2. Quando os honorários do advogado do exequente abrangem, além do mais, o trabalho por ele prestado no processo de execução, só o termo deste permite tornar exigível e líquida a prestação. Só no final da execução é possível exigir o pagamento e determinar o quantum dos honorários a quem houver de os pagar.
3. Porém, naquelas condições e no âmbito de aplicação do art.º 46º, nº 1, al. c), do Código de Processo Civil, na redação introduzida pelo Decreto-lei nº 226/2008, de 20 de novembro, aquele documento contratual particular e não autenticado não vale como título executivo relativamente à cobrança de honorários, por o seu montante não estar determinado nem ser determinável por simples cálculo aritmético de acordo com as cláusulas dele constantes.
4. Não obstante, já por via da aplicação do art.º 447º-D, nº 1 e nº 2, al. d), do Código de Processo Civil revogado e atualmente nos termos do art.º 533º, nºs 1 e 2, al. d) e do art.º 25º do Regulamento das Custas Processuais, a parte vencedora tem direito a compensação pela despesa com honorários com o seu advogado, como custas de parte, a suportar dentro dos limites e condições ali previstos, pela parte vencida a final.
Decisão Texto Integral: Acordam no Tribunal da Relação de Guimarães
I.

Conjunto de tarefas.
1) Devolva, sem qualquer alteração, o trecho do excerto que vai de "2. Quando os" até "de os pagar.".
2) Responda com base no excerto:
(a) Segundo o excerto, em que momento é possível exigir o pagamento e determinar o quantum dos honorários?
(b) Que decreto-lei introduziu a redação do art.º 46º do Código de Processo Civil mencionada no excerto?
(c) Em que tribunal se acorda, conforme o excerto?
A listagem abaixo provém de uma fonte diferente.

Dados fornecidos.
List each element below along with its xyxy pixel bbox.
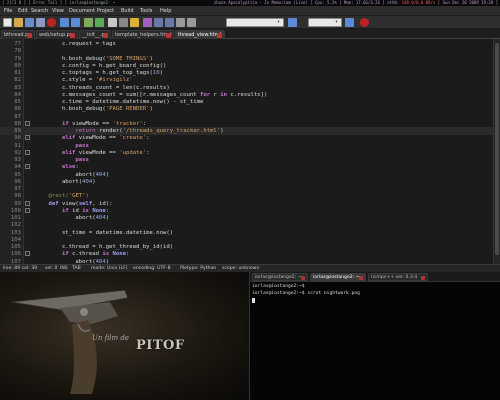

Resultados das tarefas.
1)
2. Quando os honorários do advogado do exequente abrangem, além do mais, o trabalho por ele prestado no processo de execução, só o termo deste permite tornar exigível e líquida a prestação. Só no final da execução é possível exigir o pagamento e determinar o quantum dos honorários a quem houver de os pagar.

2)
(a) Só no final da execução.
(b) O Decreto-lei nº 226/2008, de 20 de novembro.
(c) No Tribunal da Relação de Guimarães.